Saved entries
* START *
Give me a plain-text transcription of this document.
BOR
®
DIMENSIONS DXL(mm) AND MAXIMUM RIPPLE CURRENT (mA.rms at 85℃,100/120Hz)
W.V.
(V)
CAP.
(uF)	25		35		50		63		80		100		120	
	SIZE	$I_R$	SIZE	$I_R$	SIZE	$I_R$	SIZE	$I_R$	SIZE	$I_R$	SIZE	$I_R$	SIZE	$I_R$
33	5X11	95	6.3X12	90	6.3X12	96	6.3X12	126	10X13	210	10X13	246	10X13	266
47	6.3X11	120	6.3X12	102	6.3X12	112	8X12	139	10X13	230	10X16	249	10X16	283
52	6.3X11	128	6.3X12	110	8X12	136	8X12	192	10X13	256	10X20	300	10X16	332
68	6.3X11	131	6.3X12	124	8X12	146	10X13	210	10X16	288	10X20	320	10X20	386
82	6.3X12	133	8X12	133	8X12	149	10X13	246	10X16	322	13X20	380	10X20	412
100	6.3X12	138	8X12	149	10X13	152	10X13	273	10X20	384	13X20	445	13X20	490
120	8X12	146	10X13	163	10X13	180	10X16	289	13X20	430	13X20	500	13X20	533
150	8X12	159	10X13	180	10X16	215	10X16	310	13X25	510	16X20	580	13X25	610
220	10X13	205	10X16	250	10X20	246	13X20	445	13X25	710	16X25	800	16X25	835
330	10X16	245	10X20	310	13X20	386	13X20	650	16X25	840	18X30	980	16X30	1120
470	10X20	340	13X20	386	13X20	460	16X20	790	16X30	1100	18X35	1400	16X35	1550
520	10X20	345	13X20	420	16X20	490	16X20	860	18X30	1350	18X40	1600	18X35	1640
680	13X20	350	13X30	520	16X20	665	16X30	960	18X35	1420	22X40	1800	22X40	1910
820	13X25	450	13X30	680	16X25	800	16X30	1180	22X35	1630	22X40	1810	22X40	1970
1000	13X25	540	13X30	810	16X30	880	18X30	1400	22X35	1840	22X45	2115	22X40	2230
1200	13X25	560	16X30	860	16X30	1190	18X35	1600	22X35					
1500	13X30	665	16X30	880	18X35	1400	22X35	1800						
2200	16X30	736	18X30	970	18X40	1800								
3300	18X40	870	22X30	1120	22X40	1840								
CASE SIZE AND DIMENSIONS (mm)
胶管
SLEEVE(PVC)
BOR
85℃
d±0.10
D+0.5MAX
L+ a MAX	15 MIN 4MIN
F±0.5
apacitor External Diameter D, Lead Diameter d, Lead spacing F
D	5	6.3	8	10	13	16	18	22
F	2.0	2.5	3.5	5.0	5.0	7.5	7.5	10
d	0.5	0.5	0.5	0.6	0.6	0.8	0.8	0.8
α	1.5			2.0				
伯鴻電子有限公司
* END *
Aim
Type out the entries again, word for word.

Answer to this exercise
Give me a plain-text transcription of this document.
BOR
®
DIMENSIONS DXL(mm) AND MAXIMUM RIPPLE CURRENT (mA.rms at 85℃,100/120Hz)
W.V.
(V)
CAP.
(uF)	25		35		50		63		80		100		120	
	SIZE	$I_R$	SIZE	$I_R$	SIZE	$I_R$	SIZE	$I_R$	SIZE	$I_R$	SIZE	$I_R$	SIZE	$I_R$
33	5X11	95	6.3X12	90	6.3X12	96	6.3X12	126	10X13	210	10X13	246	10X13	266
47	6.3X11	120	6.3X12	102	6.3X12	112	8X12	139	10X13	230	10X16	249	10X16	283
52	6.3X11	128	6.3X12	110	8X12	136	8X12	192	10X13	256	10X20	300	10X16	332
68	6.3X11	131	6.3X12	124	8X12	146	10X13	210	10X16	288	10X20	320	10X20	386
82	6.3X12	133	8X12	133	8X12	149	10X13	246	10X16	322	13X20	380	10X20	412
100	6.3X12	138	8X12	149	10X13	152	10X13	273	10X20	384	13X20	445	13X20	490
120	8X12	146	10X13	163	10X13	180	10X16	289	13X20	430	13X20	500	13X20	533
150	8X12	159	10X13	180	10X16	215	10X16	310	13X25	510	16X20	580	13X25	610
220	10X13	205	10X16	250	10X20	246	13X20	445	13X25	710	16X25	800	16X25	835
330	10X16	245	10X20	310	13X20	386	13X20	650	16X25	840	18X30	980	16X30	1120
470	10X20	340	13X20	386	13X20	460	16X20	790	16X30	1100	18X35	1400	16X35	1550
520	10X20	345	13X20	420	16X20	490	16X20	860	18X30	1350	18X40	1600	18X35	1640
680	13X20	350	13X30	520	16X20	665	16X30	960	18X35	1420	22X40	1800	22X40	1910
820	13X25	450	13X30	680	16X25	800	16X30	1180	22X35	1630	22X40	1810	22X40	1970
1000	13X25	540	13X30	810	16X30	880	18X30	1400	22X35	1840	22X45	2115	22X40	2230
1200	13X25	560	16X30	860	16X30	1190	18X35	1600	22X35					
1500	13X30	665	16X30	880	18X35	1400	22X35	1800						
2200	16X30	736	18X30	970	18X40	1800								
3300	18X40	870	22X30	1120	22X40	1840								
CASE SIZE AND DIMENSIONS (mm)
胶管
SLEEVE(PVC)
BOR
85℃
d±0.10
D+0.5MAX
L+ a MAX	15 MIN 4MIN
F±0.5
apacitor External Diameter D, Lead Diameter d, Lead spacing F
D	5	6.3	8	10	13	16	18	22
F	2.0	2.5	3.5	5.0	5.0	7.5	7.5	10
d	0.5	0.5	0.5	0.6	0.6	0.8	0.8	0.8
α	1.5			2.0				
伯鴻電子有限公司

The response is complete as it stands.